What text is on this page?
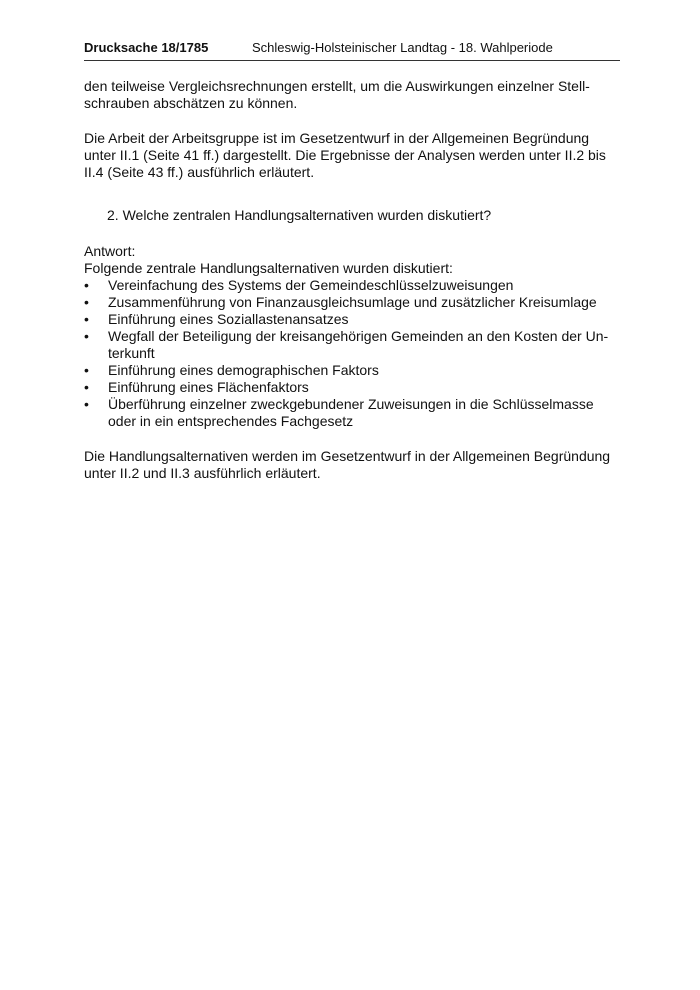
Drucksache 18/1785	Schleswig-Holsteinischer Landtag - 18. Wahlperiode

den teilweise Vergleichsrechnungen erstellt, um die Auswirkungen einzelner Stell-
schrauben abschätzen zu können.

Die Arbeit der Arbeitsgruppe ist im Gesetzentwurf in der Allgemeinen Begründung
unter II.1 (Seite 41 ff.) dargestellt. Die Ergebnisse der Analysen werden unter II.2 bis
II.4 (Seite 43 ff.) ausführlich erläutert.

2. Welche zentralen Handlungsalternativen wurden diskutiert?

Antwort:

Folgende zentrale Handlungsalternativen wurden diskutiert:

• Vereinfachung des Systems der Gemeindeschlüsselzuweisungen
• Zusammenführung von Finanzausgleichsumlage und zusätzlicher Kreisumlage
• Einführung eines Soziallastenansatzes
• Wegfall der Beteiligung der kreisangehörigen Gemeinden an den Kosten der Un-
terkunft
• Einführung eines demographischen Faktors
• Einführung eines Flächenfaktors
• Überführung einzelner zweckgebundener Zuweisungen in die Schlüsselmasse
oder in ein entsprechendes Fachgesetz

Die Handlungsalternativen werden im Gesetzentwurf in der Allgemeinen Begründung
unter II.2 und II.3 ausführlich erläutert.
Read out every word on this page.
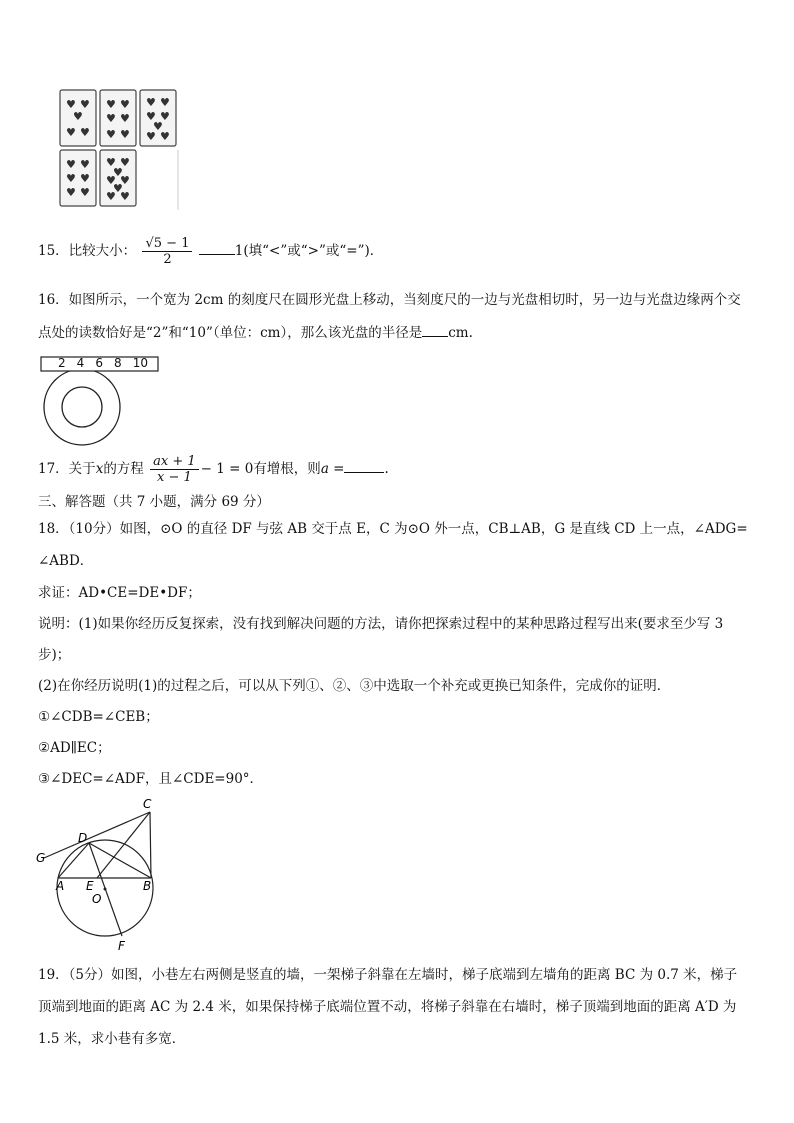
♥ ♥
♥
♥ ♥
♥ ♥
♥ ♥
♥ ♥
♥ ♥
♥ ♥
♥
♥ ♥
♥ ♥
♥ ♥
♥ ♥
♥ ♥
♥
♥ ♥
♥
♥ ♥
15．比较大小： $\frac{√5 - 1}{2}$	1(填“<”或“>”或“=”)．
16．如图所示，一个宽为 2cm 的刻度尺在圆形光盘上移动，当刻度尺的一边与光盘相切时，另一边与光盘边缘两个交
点处的读数恰好是“2”和“10”（单位：cm），那么该光盘的半径是 cm.
2 4 6 8 10
17．关于x的方程 $\frac{ax + 1}{x - 1} - 1 = 0$有增根，则a =	.
三、解答题（共 7 小题，满分 69 分）
18．（10分）如图，⊙O 的直径 DF 与弦 AB 交于点 E，C 为⊙O 外一点，CB⊥AB，G 是直线 CD 上一点，∠ADG=
∠ABD．
求证：AD•CE=DE•DF；
说明：(1)如果你经历反复探索，没有找到解决问题的方法，请你把探索过程中的某种思路过程写出来(要求至少写 3
步)；
(2)在你经历说明(1)的过程之后，可以从下列①、②、③中选取一个补充或更换已知条件，完成你的证明．
①∠CDB=∠CEB；
②AD∥EC；
③∠DEC=∠ADF，且∠CDE=90°．
C
D
G
A E	B
O
F
19．（5分）如图，小巷左右两侧是竖直的墙，一架梯子斜靠在左墙时，梯子底端到左墙角的距离 BC 为 0.7 米，梯子
顶端到地面的距离 AC 为 2.4 米，如果保持梯子底端位置不动，将梯子斜靠在右墙时，梯子顶端到地面的距离 A′D 为
1.5 米，求小巷有多宽．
────────────────────
# Prompt
Omit the pictures and retype exactly the lines from the one with "Read out every word on this page." through the final line, both ends included.

# Task solution
Read out every word on this page.
♥ ♥
♥
♥ ♥
♥ ♥
♥ ♥
♥ ♥
♥ ♥
♥ ♥
♥
♥ ♥
♥ ♥
♥ ♥
♥ ♥
♥ ♥
♥
♥ ♥
♥
♥ ♥
15．比较大小： $\frac{√5 - 1}{2}$	1(填“<”或“>”或“=”)．
16．如图所示，一个宽为 2cm 的刻度尺在圆形光盘上移动，当刻度尺的一边与光盘相切时，另一边与光盘边缘两个交
点处的读数恰好是“2”和“10”（单位：cm），那么该光盘的半径是 cm.
2 4 6 8 10
17．关于x的方程 $\frac{ax + 1}{x - 1} - 1 = 0$有增根，则a =	.
三、解答题（共 7 小题，满分 69 分）
18．（10分）如图，⊙O 的直径 DF 与弦 AB 交于点 E，C 为⊙O 外一点，CB⊥AB，G 是直线 CD 上一点，∠ADG=
∠ABD．
求证：AD•CE=DE•DF；
说明：(1)如果你经历反复探索，没有找到解决问题的方法，请你把探索过程中的某种思路过程写出来(要求至少写 3
步)；
(2)在你经历说明(1)的过程之后，可以从下列①、②、③中选取一个补充或更换已知条件，完成你的证明．
①∠CDB=∠CEB；
②AD∥EC；
③∠DEC=∠ADF，且∠CDE=90°．
C
D
G
A E	B
O
F
19．（5分）如图，小巷左右两侧是竖直的墙，一架梯子斜靠在左墙时，梯子底端到左墙角的距离 BC 为 0.7 米，梯子
顶端到地面的距离 AC 为 2.4 米，如果保持梯子底端位置不动，将梯子斜靠在右墙时，梯子顶端到地面的距离 A′D 为
1.5 米，求小巷有多宽．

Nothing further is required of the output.